◆ EXERCISE GOAL ◆
Pick every line with "женского" from the material below.

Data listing
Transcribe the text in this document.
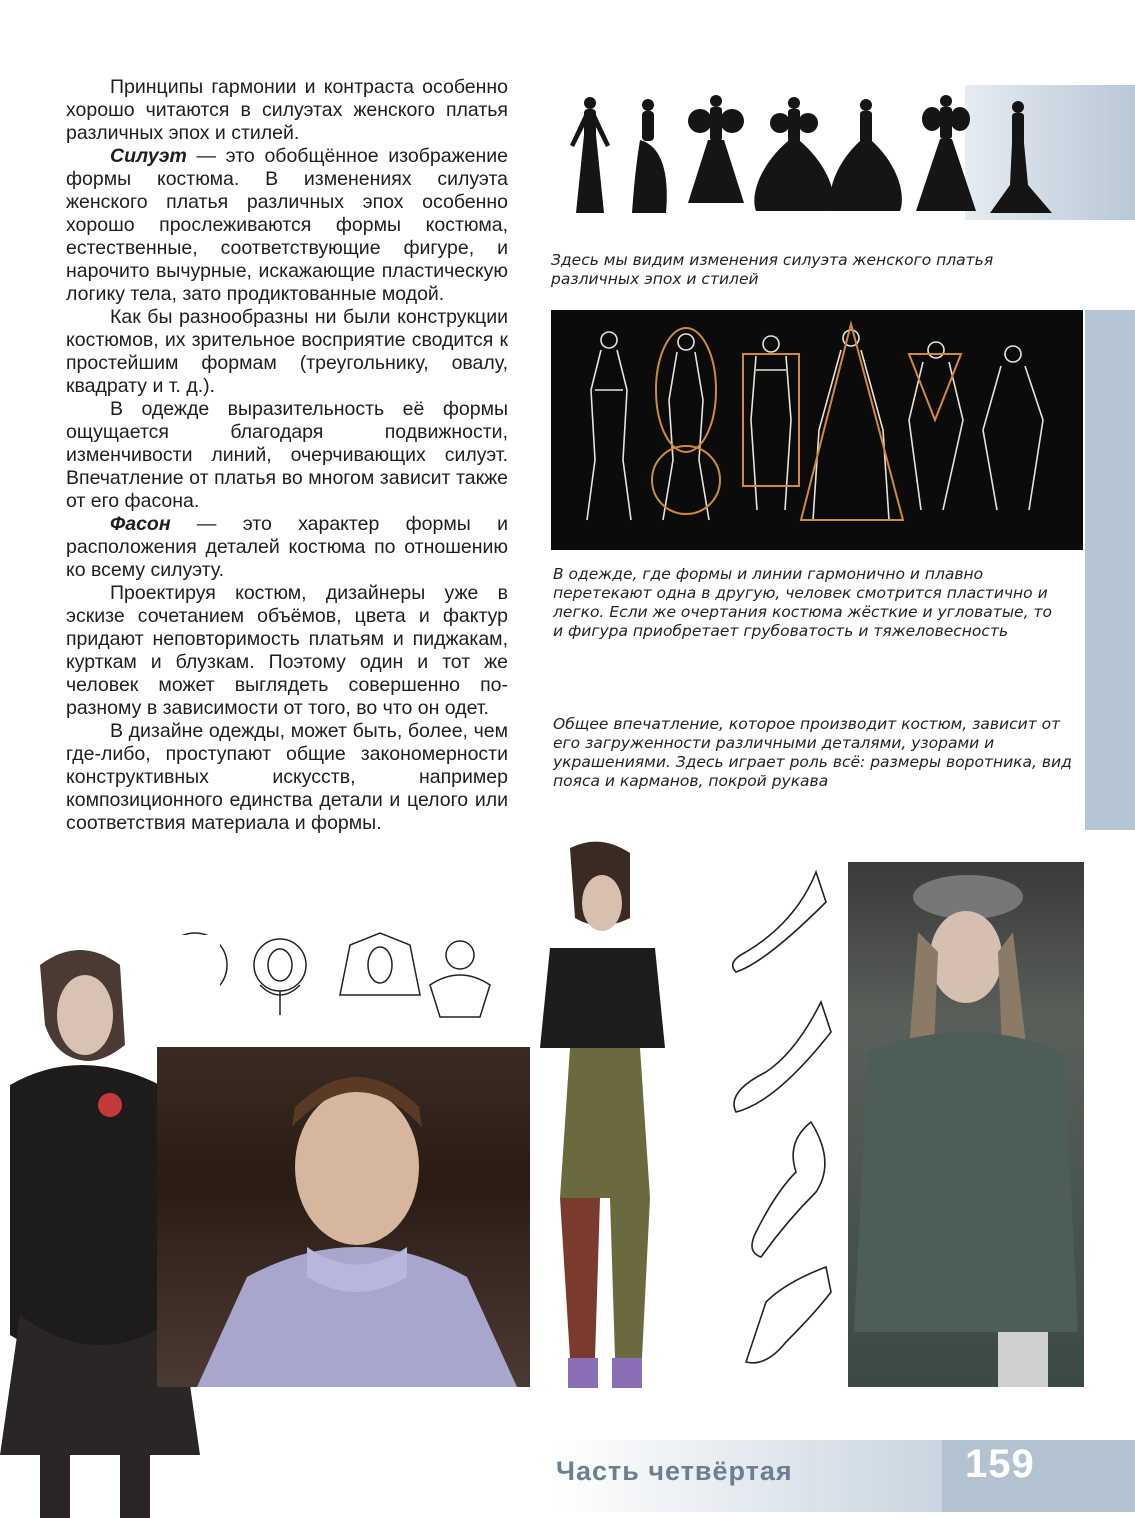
Принципы гармонии и контраста особенно хорошо читаются в силуэтах женского платья различных эпох и стилей.

Силуэт — это обобщённое изображение формы костюма. В изменениях силуэта женского платья различных эпох особенно хорошо прослеживаются формы костюма, естественные, соответствующие фигуре, и нарочито вычурные, искажающие пластическую логику тела, зато продиктованные модой.

Как бы разнообразны ни были конструкции костюмов, их зрительное восприятие сводится к простейшим формам (треугольнику, овалу, квадрату и т. д.).

В одежде выразительность её формы ощущается благодаря подвижности, изменчивости линий, очерчивающих силуэт. Впечатление от платья во многом зависит также от его фасона.

Фасон — это характер формы и расположения деталей костюма по отношению ко всему силуэту.

Проектируя костюм, дизайнеры уже в эскизе сочетанием объёмов, цвета и фактур придают неповторимость платьям и пиджакам, курткам и блузкам. Поэтому один и тот же человек может выглядеть совершенно по-разному в зависимости от того, во что он одет.

В дизайне одежды, может быть, более, чем где-либо, проступают общие закономерности конструктивных искусств, например композиционного единства детали и целого или соответствия материала и формы.

Здесь мы видим изменения силуэта женского платья различных эпох и стилей
В одежде, где формы и линии гармонично и плавно перетекают одна в другую, человек смотрится пластично и легко. Если же очертания костюма жёсткие и угловатые, то и фигура приобретает грубоватость и тяжеловесность
Общее впечатление, которое производит костюм, зависит от его загруженности различными деталями, узорами и украшениями. Здесь играет роль всё: размеры воротника, вид пояса и карманов, покрой рукава
Часть четвёртая	159
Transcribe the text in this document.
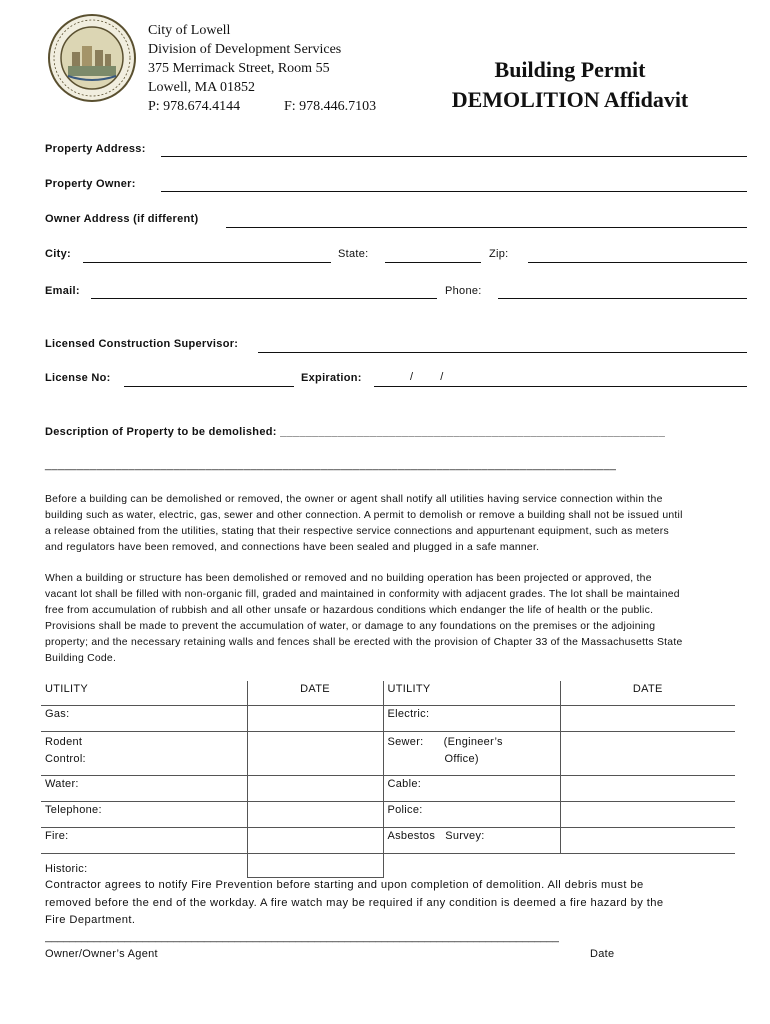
City of Lowell
Division of Development Services
375 Merrimack Street, Room 55
Lowell, MA 01852
P: 978.674.4144	F: 978.446.7103
Building Permit
DEMOLITION Affidavit
Property Address:
Property Owner:
Owner Address (if different)
City:	State:	Zip:
Email:	Phone:
Licensed Construction Supervisor:
License No:	Expiration:	/        /
Description of Property to be demolished: ____________________________________________________________
_________________________________________________________________________________________
Before a building can be demolished or removed, the owner or agent shall notify all utilities having service connection within the
building such as water, electric, gas, sewer and other connection. A permit to demolish or remove a building shall not be issued until
a release obtained from the utilities, stating that their respective service connections and appurtenant equipment, such as meters
and regulators have been removed, and connections have been sealed and plugged in a safe manner.
When a building or structure has been demolished or removed and no building operation has been projected or approved, the
vacant lot shall be filled with non-organic fill, graded and maintained in conformity with adjacent grades. The lot shall be maintained
free from accumulation of rubbish and all other unsafe or hazardous conditions which endanger the life of health or the public.
Provisions shall be made to prevent the accumulation of water, or damage to any foundations on the premises or the adjoining
property; and the necessary retaining walls and fences shall be erected with the provision of Chapter 33 of the Massachusetts State
Building Code.
UTILITY	DATE	UTILITY	DATE
Gas:		Electric:	
Rodent
Control:		Sewer:      (Engineer’s
Office)	
Water:		Cable:	
Telephone:		Police:	
Fire:		Asbestos   Survey:	
Historic:			
Contractor agrees to notify Fire Prevention before starting and upon completion of demolition. All debris must be
removed before the end of the workday. A fire watch may be required if any condition is deemed a fire hazard by the
Fire Department.
____________________________________________________________________________________
Owner/Owner’s Agent	Date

◆ COMPLETED TASK ◆
Принципы гармонии и контраста особенно хорошо читаются в силуэтах женского платья различных эпох и стилей.
Силуэт — это обобщённое изображение формы костюма. В изменениях силуэта женского платья различных эпох особенно хорошо прослеживаются формы костюма, естественные, соответствующие фигуре, и нарочито вычурные, искажающие пластическую логику тела, зато продиктованные модой.
Здесь мы видим изменения силуэта женского платья различных эпох и стилей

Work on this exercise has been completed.